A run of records
++++++++

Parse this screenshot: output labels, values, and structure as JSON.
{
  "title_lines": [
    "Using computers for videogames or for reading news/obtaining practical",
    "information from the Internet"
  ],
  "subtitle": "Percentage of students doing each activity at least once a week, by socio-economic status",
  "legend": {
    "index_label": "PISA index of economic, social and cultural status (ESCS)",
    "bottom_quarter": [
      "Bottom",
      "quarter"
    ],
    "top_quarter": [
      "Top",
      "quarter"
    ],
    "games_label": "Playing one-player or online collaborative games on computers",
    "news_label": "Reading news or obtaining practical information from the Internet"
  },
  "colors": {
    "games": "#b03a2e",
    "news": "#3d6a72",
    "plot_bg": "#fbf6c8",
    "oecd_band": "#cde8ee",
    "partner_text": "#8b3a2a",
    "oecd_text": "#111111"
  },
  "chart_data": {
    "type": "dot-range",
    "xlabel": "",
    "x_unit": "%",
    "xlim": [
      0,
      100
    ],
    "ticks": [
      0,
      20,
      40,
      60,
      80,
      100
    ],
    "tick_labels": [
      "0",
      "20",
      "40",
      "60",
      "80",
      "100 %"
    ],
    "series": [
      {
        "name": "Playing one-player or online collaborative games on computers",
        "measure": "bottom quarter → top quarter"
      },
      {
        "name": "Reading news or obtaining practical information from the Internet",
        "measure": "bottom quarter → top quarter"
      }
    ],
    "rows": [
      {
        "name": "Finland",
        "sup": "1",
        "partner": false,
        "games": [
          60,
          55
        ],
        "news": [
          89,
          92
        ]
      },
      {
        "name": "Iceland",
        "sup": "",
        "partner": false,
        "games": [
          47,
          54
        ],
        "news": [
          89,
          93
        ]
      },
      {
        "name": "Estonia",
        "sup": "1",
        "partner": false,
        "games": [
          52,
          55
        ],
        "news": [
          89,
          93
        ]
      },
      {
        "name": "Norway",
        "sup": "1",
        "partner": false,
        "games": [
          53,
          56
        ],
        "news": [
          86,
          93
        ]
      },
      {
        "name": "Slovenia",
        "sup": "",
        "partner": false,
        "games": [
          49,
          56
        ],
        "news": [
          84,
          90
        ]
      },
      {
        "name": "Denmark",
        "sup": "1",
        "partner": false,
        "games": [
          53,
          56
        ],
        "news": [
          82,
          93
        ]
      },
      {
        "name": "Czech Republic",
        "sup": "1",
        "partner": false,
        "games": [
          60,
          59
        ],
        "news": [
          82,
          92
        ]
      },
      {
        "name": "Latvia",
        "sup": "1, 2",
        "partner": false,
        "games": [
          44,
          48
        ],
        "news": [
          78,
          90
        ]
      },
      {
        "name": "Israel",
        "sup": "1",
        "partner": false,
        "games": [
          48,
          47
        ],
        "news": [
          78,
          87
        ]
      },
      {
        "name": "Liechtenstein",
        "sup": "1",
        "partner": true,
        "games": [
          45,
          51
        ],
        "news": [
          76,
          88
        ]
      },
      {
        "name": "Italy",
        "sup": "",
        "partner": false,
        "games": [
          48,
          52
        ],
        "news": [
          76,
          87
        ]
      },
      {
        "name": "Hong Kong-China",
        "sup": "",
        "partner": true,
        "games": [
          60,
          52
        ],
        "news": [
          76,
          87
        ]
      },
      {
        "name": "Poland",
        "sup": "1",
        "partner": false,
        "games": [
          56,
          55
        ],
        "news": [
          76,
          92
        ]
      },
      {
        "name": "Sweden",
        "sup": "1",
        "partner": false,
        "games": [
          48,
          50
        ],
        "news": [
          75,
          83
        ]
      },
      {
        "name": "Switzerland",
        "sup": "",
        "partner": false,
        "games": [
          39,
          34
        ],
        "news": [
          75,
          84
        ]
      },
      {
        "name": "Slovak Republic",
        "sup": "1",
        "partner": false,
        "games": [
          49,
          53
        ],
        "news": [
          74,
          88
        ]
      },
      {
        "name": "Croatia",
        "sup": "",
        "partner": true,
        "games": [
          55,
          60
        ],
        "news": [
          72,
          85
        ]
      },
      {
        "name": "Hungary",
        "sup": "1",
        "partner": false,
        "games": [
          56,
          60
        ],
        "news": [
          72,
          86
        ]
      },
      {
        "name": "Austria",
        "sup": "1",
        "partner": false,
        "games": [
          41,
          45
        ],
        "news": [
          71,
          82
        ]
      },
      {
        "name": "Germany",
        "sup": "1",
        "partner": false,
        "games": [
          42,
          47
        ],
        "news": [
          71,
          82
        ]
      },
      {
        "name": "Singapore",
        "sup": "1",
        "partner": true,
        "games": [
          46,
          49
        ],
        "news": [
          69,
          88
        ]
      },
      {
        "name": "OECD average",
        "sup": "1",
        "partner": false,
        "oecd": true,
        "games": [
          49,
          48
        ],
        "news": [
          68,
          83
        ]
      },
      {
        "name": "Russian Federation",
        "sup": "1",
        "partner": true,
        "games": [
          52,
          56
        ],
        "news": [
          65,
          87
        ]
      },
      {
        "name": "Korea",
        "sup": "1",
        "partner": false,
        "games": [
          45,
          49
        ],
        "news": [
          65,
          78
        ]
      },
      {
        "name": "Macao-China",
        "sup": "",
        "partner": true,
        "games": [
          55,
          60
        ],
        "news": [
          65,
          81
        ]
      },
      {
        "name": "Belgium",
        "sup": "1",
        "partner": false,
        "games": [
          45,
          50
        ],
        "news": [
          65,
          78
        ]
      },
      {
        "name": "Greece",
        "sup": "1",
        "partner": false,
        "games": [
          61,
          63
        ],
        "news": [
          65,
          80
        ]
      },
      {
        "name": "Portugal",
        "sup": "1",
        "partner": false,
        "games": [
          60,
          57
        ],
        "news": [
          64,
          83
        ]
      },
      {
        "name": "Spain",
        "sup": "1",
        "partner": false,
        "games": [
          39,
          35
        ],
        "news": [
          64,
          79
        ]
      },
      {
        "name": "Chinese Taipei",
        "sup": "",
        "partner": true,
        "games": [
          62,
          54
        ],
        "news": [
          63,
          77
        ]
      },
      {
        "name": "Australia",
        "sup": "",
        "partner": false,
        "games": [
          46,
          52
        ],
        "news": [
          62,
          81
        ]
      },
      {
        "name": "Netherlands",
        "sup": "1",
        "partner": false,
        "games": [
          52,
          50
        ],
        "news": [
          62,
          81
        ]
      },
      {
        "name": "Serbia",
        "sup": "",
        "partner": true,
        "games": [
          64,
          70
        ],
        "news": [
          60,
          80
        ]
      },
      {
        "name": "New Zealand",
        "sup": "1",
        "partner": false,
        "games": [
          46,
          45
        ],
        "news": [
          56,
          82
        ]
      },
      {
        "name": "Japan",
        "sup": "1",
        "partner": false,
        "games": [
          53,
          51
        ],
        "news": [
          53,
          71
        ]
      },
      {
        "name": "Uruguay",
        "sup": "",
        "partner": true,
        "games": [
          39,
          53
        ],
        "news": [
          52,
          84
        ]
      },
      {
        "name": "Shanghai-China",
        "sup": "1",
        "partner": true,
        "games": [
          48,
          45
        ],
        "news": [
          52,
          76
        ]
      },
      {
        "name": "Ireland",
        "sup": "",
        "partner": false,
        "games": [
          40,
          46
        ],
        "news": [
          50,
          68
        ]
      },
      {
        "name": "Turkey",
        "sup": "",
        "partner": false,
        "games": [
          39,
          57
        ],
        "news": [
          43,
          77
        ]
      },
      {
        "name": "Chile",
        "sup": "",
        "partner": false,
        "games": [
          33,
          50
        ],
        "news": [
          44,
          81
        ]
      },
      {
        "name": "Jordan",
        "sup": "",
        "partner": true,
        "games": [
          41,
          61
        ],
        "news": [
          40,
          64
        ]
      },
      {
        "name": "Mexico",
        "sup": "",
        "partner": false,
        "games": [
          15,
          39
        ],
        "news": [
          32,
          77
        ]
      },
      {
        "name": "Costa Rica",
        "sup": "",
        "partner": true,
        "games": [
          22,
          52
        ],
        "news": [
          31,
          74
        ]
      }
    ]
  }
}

++++++++

* **Written exercise**
Find the word "player" in the material, then list each line that holds it.

* **Response to the exercise**
    "games_label": "Playing one-player or online collaborative games on computers",
        "name": "Playing one-player or online collaborative games on computers",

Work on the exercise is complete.